>> START

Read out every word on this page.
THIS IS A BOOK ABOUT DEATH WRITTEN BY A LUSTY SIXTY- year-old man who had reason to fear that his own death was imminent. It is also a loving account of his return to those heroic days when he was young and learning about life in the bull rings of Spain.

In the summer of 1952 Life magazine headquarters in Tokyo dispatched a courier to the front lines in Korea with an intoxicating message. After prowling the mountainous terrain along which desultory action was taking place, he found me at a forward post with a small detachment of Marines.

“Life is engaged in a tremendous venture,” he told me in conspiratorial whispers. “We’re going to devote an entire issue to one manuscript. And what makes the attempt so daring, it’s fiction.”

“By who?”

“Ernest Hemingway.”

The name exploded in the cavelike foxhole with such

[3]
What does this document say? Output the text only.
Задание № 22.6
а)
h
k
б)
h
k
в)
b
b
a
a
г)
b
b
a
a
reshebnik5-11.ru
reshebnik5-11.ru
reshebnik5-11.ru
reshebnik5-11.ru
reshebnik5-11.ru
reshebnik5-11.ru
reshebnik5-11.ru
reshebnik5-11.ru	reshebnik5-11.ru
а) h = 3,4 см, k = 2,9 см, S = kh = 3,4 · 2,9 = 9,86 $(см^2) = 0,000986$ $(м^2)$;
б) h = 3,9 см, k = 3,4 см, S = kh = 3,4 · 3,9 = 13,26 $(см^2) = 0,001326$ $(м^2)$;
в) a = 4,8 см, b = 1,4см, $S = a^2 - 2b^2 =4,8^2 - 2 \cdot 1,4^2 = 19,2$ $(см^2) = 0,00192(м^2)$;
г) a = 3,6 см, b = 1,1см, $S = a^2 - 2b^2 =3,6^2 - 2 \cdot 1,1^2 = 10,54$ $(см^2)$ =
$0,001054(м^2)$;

>> END

■ **Short problem**: Return every line exactly.

■ **Result**:
Read out every word on this page.
THIS IS A BOOK ABOUT DEATH WRITTEN BY A LUSTY SIXTY- year-old man who had reason to fear that his own death was imminent. It is also a loving account of his return to those heroic days when he was young and learning about life in the bull rings of Spain.

In the summer of 1952 Life magazine headquarters in Tokyo dispatched a courier to the front lines in Korea with an intoxicating message. After prowling the mountainous terrain along which desultory action was taking place, he found me at a forward post with a small detachment of Marines.

“Life is engaged in a tremendous venture,” he told me in conspiratorial whispers. “We’re going to devote an entire issue to one manuscript. And what makes the attempt so daring, it’s fiction.”

“By who?”

“Ernest Hemingway.”

The name exploded in the cavelike foxhole with such

[3]
What does this document say? Output the text only.
Задание № 22.6
а)
h
k
б)
h
k
в)
b
b
a
a
г)
b
b
a
a
reshebnik5-11.ru
reshebnik5-11.ru
reshebnik5-11.ru
reshebnik5-11.ru
reshebnik5-11.ru
reshebnik5-11.ru
reshebnik5-11.ru
reshebnik5-11.ru	reshebnik5-11.ru
а) h = 3,4 см, k = 2,9 см, S = kh = 3,4 · 2,9 = 9,86 $(см^2) = 0,000986$ $(м^2)$;
б) h = 3,9 см, k = 3,4 см, S = kh = 3,4 · 3,9 = 13,26 $(см^2) = 0,001326$ $(м^2)$;
в) a = 4,8 см, b = 1,4см, $S = a^2 - 2b^2 =4,8^2 - 2 \cdot 1,4^2 = 19,2$ $(см^2) = 0,00192(м^2)$;
г) a = 3,6 см, b = 1,1см, $S = a^2 - 2b^2 =3,6^2 - 2 \cdot 1,1^2 = 10,54$ $(см^2)$ =
$0,001054(м^2)$;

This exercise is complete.